--- SUPPLIED ENTRIES ---
============================================================

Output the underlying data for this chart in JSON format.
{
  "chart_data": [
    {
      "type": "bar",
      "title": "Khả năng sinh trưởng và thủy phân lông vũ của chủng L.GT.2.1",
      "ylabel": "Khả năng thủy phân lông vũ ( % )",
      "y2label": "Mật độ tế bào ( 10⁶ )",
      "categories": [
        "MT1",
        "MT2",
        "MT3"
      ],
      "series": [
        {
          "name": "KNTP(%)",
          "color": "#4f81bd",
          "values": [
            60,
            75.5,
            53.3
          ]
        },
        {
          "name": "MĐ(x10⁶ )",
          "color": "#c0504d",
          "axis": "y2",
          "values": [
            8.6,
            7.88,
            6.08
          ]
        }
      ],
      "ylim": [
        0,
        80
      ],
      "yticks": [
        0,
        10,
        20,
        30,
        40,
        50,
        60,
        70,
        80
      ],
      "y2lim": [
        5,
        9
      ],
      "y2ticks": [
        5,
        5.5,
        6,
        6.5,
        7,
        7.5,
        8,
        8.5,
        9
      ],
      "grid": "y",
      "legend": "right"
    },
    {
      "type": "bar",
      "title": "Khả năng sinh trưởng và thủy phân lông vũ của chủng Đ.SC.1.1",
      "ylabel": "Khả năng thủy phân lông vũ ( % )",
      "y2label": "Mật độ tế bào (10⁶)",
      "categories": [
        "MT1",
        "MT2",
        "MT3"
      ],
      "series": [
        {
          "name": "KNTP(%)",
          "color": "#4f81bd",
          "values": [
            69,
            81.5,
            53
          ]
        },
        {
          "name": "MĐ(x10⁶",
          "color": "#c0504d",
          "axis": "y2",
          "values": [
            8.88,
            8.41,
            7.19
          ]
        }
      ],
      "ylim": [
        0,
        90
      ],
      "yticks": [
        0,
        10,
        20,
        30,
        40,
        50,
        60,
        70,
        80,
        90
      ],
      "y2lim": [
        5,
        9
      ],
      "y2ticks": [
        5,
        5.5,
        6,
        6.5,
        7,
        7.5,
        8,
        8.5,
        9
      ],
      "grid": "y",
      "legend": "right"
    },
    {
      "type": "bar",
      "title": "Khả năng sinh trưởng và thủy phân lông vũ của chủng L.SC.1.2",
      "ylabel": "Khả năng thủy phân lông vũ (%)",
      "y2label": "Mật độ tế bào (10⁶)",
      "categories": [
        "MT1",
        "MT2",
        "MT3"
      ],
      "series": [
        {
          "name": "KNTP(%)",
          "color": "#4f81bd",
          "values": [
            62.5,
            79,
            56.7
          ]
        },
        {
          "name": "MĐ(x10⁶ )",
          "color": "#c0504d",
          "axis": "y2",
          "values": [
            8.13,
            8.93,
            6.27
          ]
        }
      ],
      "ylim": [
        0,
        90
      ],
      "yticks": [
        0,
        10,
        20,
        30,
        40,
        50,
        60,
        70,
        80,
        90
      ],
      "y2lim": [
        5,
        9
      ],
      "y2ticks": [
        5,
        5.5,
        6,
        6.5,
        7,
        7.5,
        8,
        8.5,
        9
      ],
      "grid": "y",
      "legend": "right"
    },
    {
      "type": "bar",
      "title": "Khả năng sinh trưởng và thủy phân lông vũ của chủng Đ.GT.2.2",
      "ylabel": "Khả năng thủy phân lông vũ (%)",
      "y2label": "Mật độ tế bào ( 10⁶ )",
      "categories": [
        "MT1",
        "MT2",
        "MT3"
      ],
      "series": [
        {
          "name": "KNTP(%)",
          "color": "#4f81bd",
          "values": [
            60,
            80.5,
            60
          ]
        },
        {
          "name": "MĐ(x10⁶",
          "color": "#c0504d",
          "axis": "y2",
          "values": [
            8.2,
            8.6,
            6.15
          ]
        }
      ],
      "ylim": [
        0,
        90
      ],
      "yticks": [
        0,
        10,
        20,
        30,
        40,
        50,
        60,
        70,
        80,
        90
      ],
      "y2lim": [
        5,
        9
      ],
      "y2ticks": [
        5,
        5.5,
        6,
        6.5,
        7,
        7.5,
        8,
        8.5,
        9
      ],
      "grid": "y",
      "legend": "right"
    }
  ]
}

============================================================

--- INSTRUCTIONS TO FOLLOW ---
Reproduce the full set of records precisely.

--- SOLUTION FOR THIS PROBLEM ---
Output the underlying data for this chart in JSON format.
{
  "chart_data": [
    {
      "type": "bar",
      "title": "Khả năng sinh trưởng và thủy phân lông vũ của chủng L.GT.2.1",
      "ylabel": "Khả năng thủy phân lông vũ ( % )",
      "y2label": "Mật độ tế bào ( 10⁶ )",
      "categories": [
        "MT1",
        "MT2",
        "MT3"
      ],
      "series": [
        {
          "name": "KNTP(%)",
          "color": "#4f81bd",
          "values": [
            60,
            75.5,
            53.3
          ]
        },
        {
          "name": "MĐ(x10⁶ )",
          "color": "#c0504d",
          "axis": "y2",
          "values": [
            8.6,
            7.88,
            6.08
          ]
        }
      ],
      "ylim": [
        0,
        80
      ],
      "yticks": [
        0,
        10,
        20,
        30,
        40,
        50,
        60,
        70,
        80
      ],
      "y2lim": [
        5,
        9
      ],
      "y2ticks": [
        5,
        5.5,
        6,
        6.5,
        7,
        7.5,
        8,
        8.5,
        9
      ],
      "grid": "y",
      "legend": "right"
    },
    {
      "type": "bar",
      "title": "Khả năng sinh trưởng và thủy phân lông vũ của chủng Đ.SC.1.1",
      "ylabel": "Khả năng thủy phân lông vũ ( % )",
      "y2label": "Mật độ tế bào (10⁶)",
      "categories": [
        "MT1",
        "MT2",
        "MT3"
      ],
      "series": [
        {
          "name": "KNTP(%)",
          "color": "#4f81bd",
          "values": [
            69,
            81.5,
            53
          ]
        },
        {
          "name": "MĐ(x10⁶",
          "color": "#c0504d",
          "axis": "y2",
          "values": [
            8.88,
            8.41,
            7.19
          ]
        }
      ],
      "ylim": [
        0,
        90
      ],
      "yticks": [
        0,
        10,
        20,
        30,
        40,
        50,
        60,
        70,
        80,
        90
      ],
      "y2lim": [
        5,
        9
      ],
      "y2ticks": [
        5,
        5.5,
        6,
        6.5,
        7,
        7.5,
        8,
        8.5,
        9
      ],
      "grid": "y",
      "legend": "right"
    },
    {
      "type": "bar",
      "title": "Khả năng sinh trưởng và thủy phân lông vũ của chủng L.SC.1.2",
      "ylabel": "Khả năng thủy phân lông vũ (%)",
      "y2label": "Mật độ tế bào (10⁶)",
      "categories": [
        "MT1",
        "MT2",
        "MT3"
      ],
      "series": [
        {
          "name": "KNTP(%)",
          "color": "#4f81bd",
          "values": [
            62.5,
            79,
            56.7
          ]
        },
        {
          "name": "MĐ(x10⁶ )",
          "color": "#c0504d",
          "axis": "y2",
          "values": [
            8.13,
            8.93,
            6.27
          ]
        }
      ],
      "ylim": [
        0,
        90
      ],
      "yticks": [
        0,
        10,
        20,
        30,
        40,
        50,
        60,
        70,
        80,
        90
      ],
      "y2lim": [
        5,
        9
      ],
      "y2ticks": [
        5,
        5.5,
        6,
        6.5,
        7,
        7.5,
        8,
        8.5,
        9
      ],
      "grid": "y",
      "legend": "right"
    },
    {
      "type": "bar",
      "title": "Khả năng sinh trưởng và thủy phân lông vũ của chủng Đ.GT.2.2",
      "ylabel": "Khả năng thủy phân lông vũ (%)",
      "y2label": "Mật độ tế bào ( 10⁶ )",
      "categories": [
        "MT1",
        "MT2",
        "MT3"
      ],
      "series": [
        {
          "name": "KNTP(%)",
          "color": "#4f81bd",
          "values": [
            60,
            80.5,
            60
          ]
        },
        {
          "name": "MĐ(x10⁶",
          "color": "#c0504d",
          "axis": "y2",
          "values": [
            8.2,
            8.6,
            6.15
          ]
        }
      ],
      "ylim": [
        0,
        90
      ],
      "yticks": [
        0,
        10,
        20,
        30,
        40,
        50,
        60,
        70,
        80,
        90
      ],
      "y2lim": [
        5,
        9
      ],
      "y2ticks": [
        5,
        5.5,
        6,
        6.5,
        7,
        7.5,
        8,
        8.5,
        9
      ],
      "grid": "y",
      "legend": "right"
    }
  ]
}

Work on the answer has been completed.